━━━━━ DATA FOR THIS EXERCISE
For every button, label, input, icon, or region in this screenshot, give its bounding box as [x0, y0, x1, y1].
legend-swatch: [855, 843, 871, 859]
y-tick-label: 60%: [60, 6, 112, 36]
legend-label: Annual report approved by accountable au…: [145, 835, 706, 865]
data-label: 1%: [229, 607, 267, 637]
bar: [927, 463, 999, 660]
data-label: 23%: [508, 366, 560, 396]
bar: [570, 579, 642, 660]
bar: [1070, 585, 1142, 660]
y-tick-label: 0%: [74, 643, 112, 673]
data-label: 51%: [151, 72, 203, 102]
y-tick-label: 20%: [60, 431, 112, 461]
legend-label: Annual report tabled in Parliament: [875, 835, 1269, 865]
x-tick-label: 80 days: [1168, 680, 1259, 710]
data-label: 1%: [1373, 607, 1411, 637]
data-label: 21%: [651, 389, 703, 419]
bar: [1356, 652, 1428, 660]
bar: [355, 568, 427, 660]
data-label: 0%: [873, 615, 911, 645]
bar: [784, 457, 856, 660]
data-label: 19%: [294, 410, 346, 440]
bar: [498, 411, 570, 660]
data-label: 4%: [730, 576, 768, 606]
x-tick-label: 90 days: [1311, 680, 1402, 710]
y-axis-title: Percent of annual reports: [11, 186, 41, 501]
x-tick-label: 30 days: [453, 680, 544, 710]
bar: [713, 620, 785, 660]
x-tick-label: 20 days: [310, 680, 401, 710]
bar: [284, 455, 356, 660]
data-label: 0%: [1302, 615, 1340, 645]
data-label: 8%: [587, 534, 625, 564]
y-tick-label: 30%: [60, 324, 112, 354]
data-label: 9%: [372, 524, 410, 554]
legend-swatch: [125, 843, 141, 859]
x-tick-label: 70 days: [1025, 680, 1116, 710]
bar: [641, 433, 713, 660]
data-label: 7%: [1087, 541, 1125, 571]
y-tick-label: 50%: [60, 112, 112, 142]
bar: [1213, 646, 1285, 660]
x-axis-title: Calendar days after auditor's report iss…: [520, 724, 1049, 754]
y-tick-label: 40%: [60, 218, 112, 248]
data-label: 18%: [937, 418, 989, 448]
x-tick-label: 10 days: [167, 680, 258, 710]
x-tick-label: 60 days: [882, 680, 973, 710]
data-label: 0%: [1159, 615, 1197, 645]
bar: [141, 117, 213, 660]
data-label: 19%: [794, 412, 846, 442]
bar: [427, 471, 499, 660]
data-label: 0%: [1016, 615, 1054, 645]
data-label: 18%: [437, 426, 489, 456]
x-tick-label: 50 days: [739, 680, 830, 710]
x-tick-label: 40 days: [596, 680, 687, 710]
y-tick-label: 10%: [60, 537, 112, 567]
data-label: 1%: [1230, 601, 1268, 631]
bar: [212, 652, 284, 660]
━━━━━━━━━━
━━━━━ DATA FOR THIS EXERCISE
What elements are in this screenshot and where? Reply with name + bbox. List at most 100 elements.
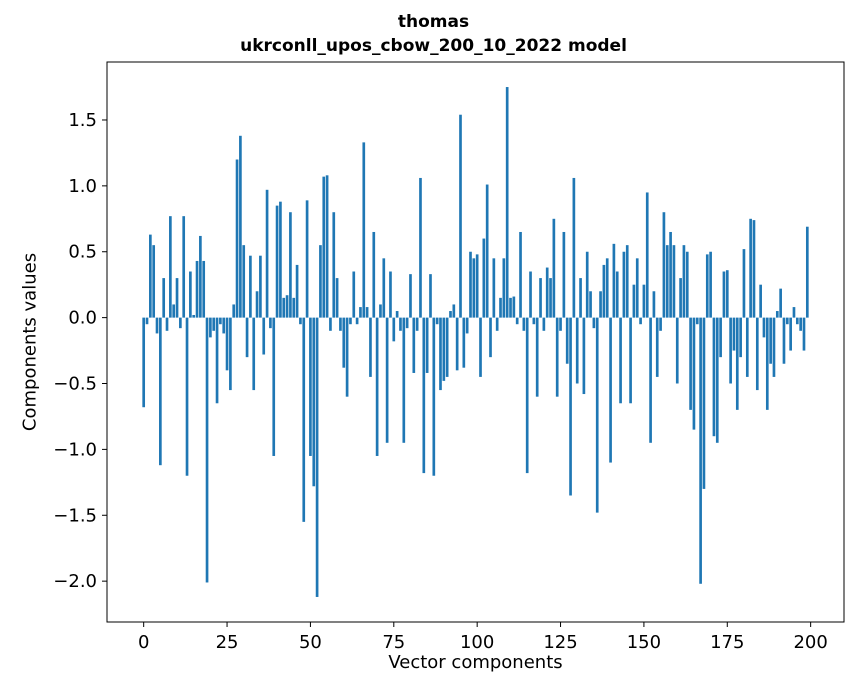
━━━━━━━━━━
• [WHAT YOU SHOULD DO]
Please quote the rows word for word, starting with the row that contains "For every button, label, input, icon, or" and going on through the row that contains "bar: [784, 457, 856, 660]", with both of those rows included.

• [COMPLETED EXERCISE]
For every button, label, input, icon, or region in this screenshot, give its bounding box as [x0, y0, x1, y1].
legend-swatch: [855, 843, 871, 859]
y-tick-label: 60%: [60, 6, 112, 36]
legend-label: Annual report approved by accountable au…: [145, 835, 706, 865]
data-label: 1%: [229, 607, 267, 637]
bar: [927, 463, 999, 660]
data-label: 23%: [508, 366, 560, 396]
bar: [570, 579, 642, 660]
bar: [1070, 585, 1142, 660]
y-tick-label: 0%: [74, 643, 112, 673]
data-label: 51%: [151, 72, 203, 102]
y-tick-label: 20%: [60, 431, 112, 461]
legend-label: Annual report tabled in Parliament: [875, 835, 1269, 865]
x-tick-label: 80 days: [1168, 680, 1259, 710]
data-label: 1%: [1373, 607, 1411, 637]
data-label: 21%: [651, 389, 703, 419]
bar: [1356, 652, 1428, 660]
bar: [355, 568, 427, 660]
data-label: 0%: [873, 615, 911, 645]
bar: [784, 457, 856, 660]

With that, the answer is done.